→ **Goal**
Return all lines in the material below that contain "this".

[Saved data entries]

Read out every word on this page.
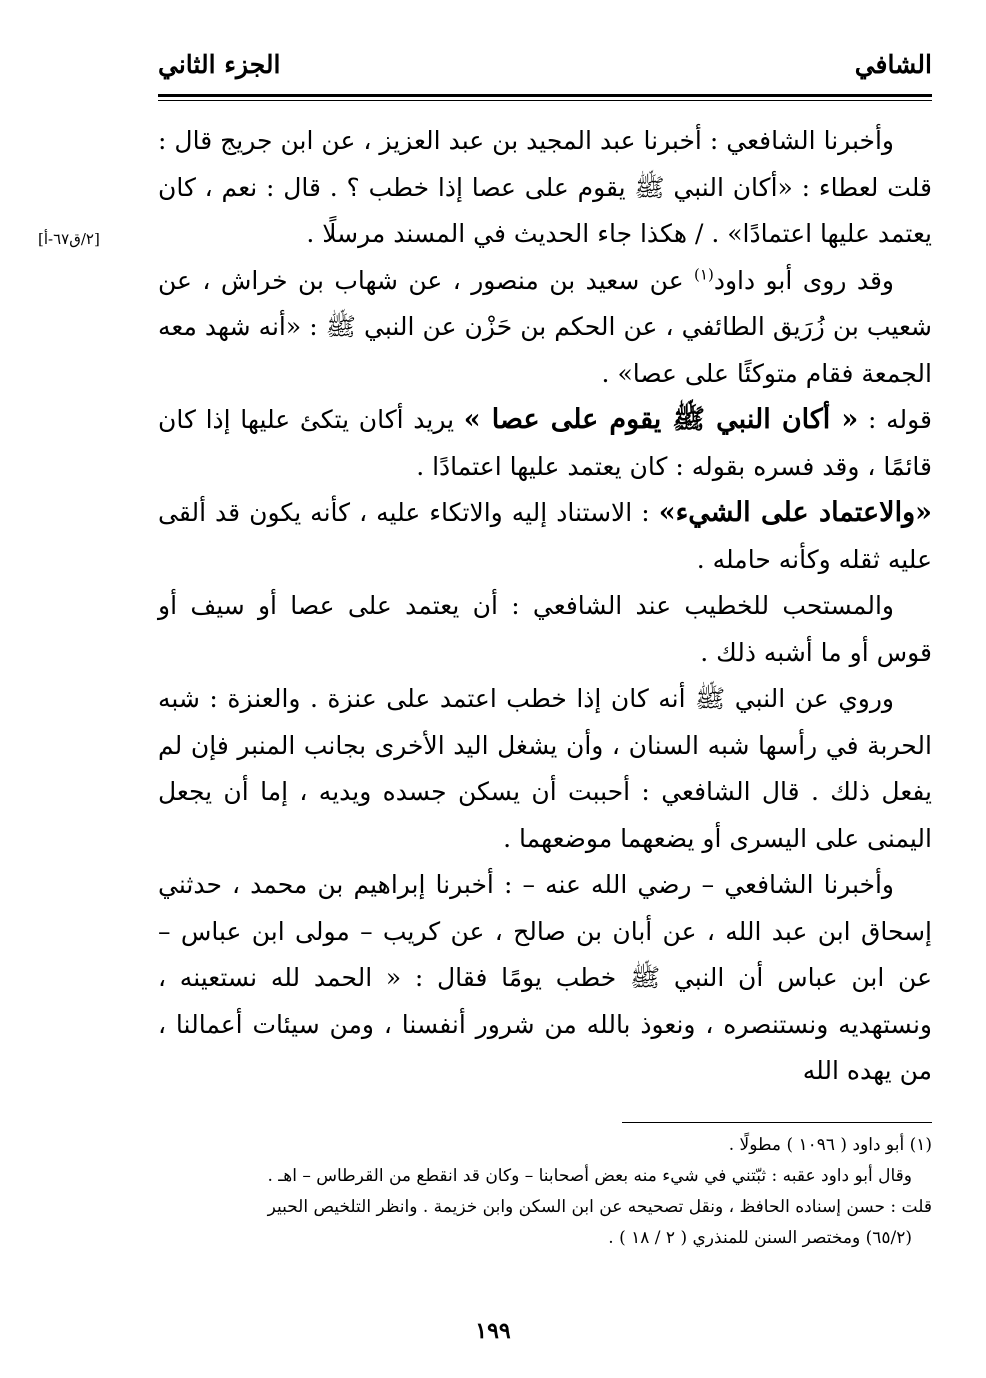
الشافي
الجزء الثاني
[٢/ق٦٧-أ]

وأخبرنا الشافعي : أخبرنا عبد المجيد بن عبد العزيز ، عن ابن جريج قال : قلت لعطاء : «أكان النبي ﷺ يقوم على عصا إذا خطب ؟ . قال : نعم ، كان يعتمد عليها اعتمادًا» . / هكذا جاء الحديث في المسند مرسلًا .

وقد روى أبو داود$^{(١)}$ عن سعيد بن منصور ، عن شهاب بن خراش ، عن شعيب بن زُرَيق الطائفي ، عن الحكم بن حَزْن عن النبي ﷺ : «أنه شهد معه الجمعة فقام متوكئًا على عصا» .

قوله : « أكان النبي ﷺ يقوم على عصا » يريد أكان يتكئ عليها إذا كان قائمًا ، وقد فسره بقوله : كان يعتمد عليها اعتمادًا .

«والاعتماد على الشيء» : الاستناد إليه والاتكاء عليه ، كأنه يكون قد ألقى عليه ثقله وكأنه حامله .

والمستحب للخطيب عند الشافعي : أن يعتمد على عصا أو سيف أو قوس أو ما أشبه ذلك .

وروي عن النبي ﷺ أنه كان إذا خطب اعتمد على عنزة . والعنزة : شبه الحربة في رأسها شبه السنان ، وأن يشغل اليد الأخرى بجانب المنبر فإن لم يفعل ذلك . قال الشافعي : أحببت أن يسكن جسده ويديه ، إما أن يجعل اليمنى على اليسرى أو يضعهما موضعهما .

وأخبرنا الشافعي – رضي الله عنه – : أخبرنا إبراهيم بن محمد ، حدثني إسحاق ابن عبد الله ، عن أبان بن صالح ، عن كريب – مولى ابن عباس – عن ابن عباس أن النبي ﷺ خطب يومًا فقال : « الحمد لله نستعينه ، ونستهديه ونستنصره ، ونعوذ بالله من شرور أنفسنا ، ومن سيئات أعمالنا ، من يهده الله

(١) أبو داود ( ١٠٩٦ ) مطولًا .

وقال أبو داود عقبه : ثبّتني في شيء منه بعض أصحابنا – وكان قد انقطع من القرطاس – اهـ .

قلت : حسن إسناده الحافظ ، ونقل تصحيحه عن ابن السكن وابن خزيمة . وانظر التلخيص الحبير

(٦٥/٢) ومختصر السنن للمنذري ( ٢ / ١٨ ) .

١٩٩
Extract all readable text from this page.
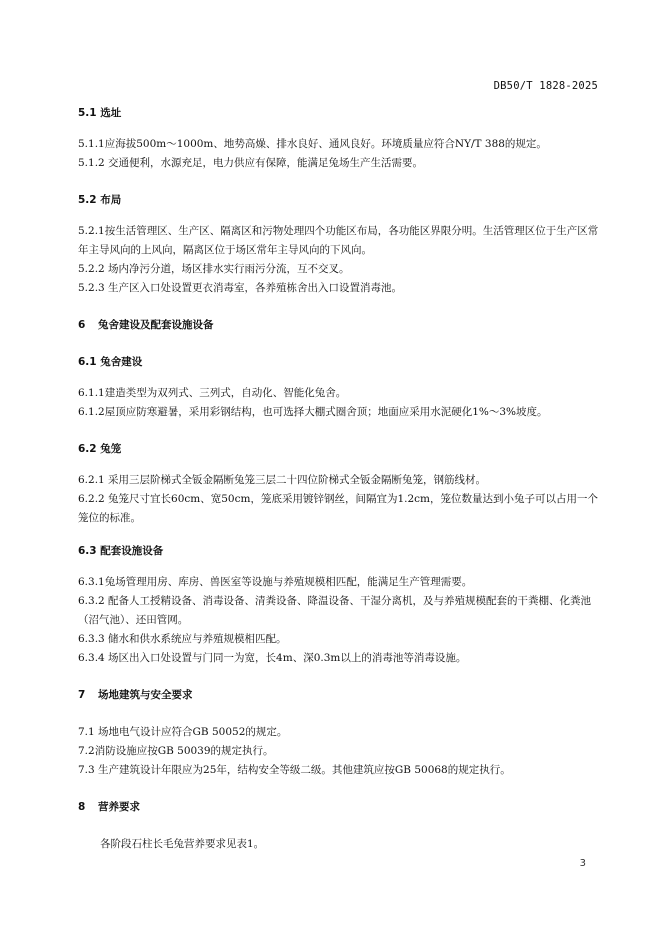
DB50/T 1828-2025
5.1 选址
5.1.1应海拔500m～1000m、地势高燥、排水良好、通风良好。环境质量应符合NY/T 388的规定。
5.1.2 交通便利，水源充足，电力供应有保障，能满足兔场生产生活需要。
5.2 布局
5.2.1按生活管理区、生产区、隔离区和污物处理四个功能区布局，各功能区界限分明。生活管理区位于生产区常年主导风向的上风向，隔离区位于场区常年主导风向的下风向。
5.2.2 场内净污分道，场区排水实行雨污分流，互不交叉。
5.2.3 生产区入口处设置更衣消毒室，各养殖栋舍出入口设置消毒池。
6 兔舍建设及配套设施设备
6.1 兔舍建设
6.1.1建造类型为双列式、三列式，自动化、智能化兔舍。
6.1.2屋顶应防寒避暑，采用彩钢结构，也可选择大棚式圈舍顶；地面应采用水泥硬化1%～3%坡度。
6.2 兔笼
6.2.1 采用三层阶梯式全钣金隔断兔笼三层二十四位阶梯式全钣金隔断兔笼，钢筋线材。
6.2.2 兔笼尺寸宜长60cm、宽50cm，笼底采用镀锌钢丝，间隔宜为1.2cm，笼位数量达到小兔子可以占用一个笼位的标准。
6.3 配套设施设备
6.3.1兔场管理用房、库房、兽医室等设施与养殖规模相匹配，能满足生产管理需要。
6.3.2 配备人工授精设备、消毒设备、清粪设备、降温设备、干湿分离机，及与养殖规模配套的干粪棚、化粪池（沼气池）、还田管网。
6.3.3 储水和供水系统应与养殖规模相匹配。
6.3.4 场区出入口处设置与门同一为宽，长4m、深0.3m以上的消毒池等消毒设施。
7 场地建筑与安全要求
7.1 场地电气设计应符合GB 50052的规定。
7.2消防设施应按GB 50039的规定执行。
7.3 生产建筑设计年限应为25年，结构安全等级二级。其他建筑应按GB 50068的规定执行。
8 营养要求
各阶段石柱长毛兔营养要求见表1。
3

→ **Written response**
Read out every word on this page.
Extract all readable text from this page.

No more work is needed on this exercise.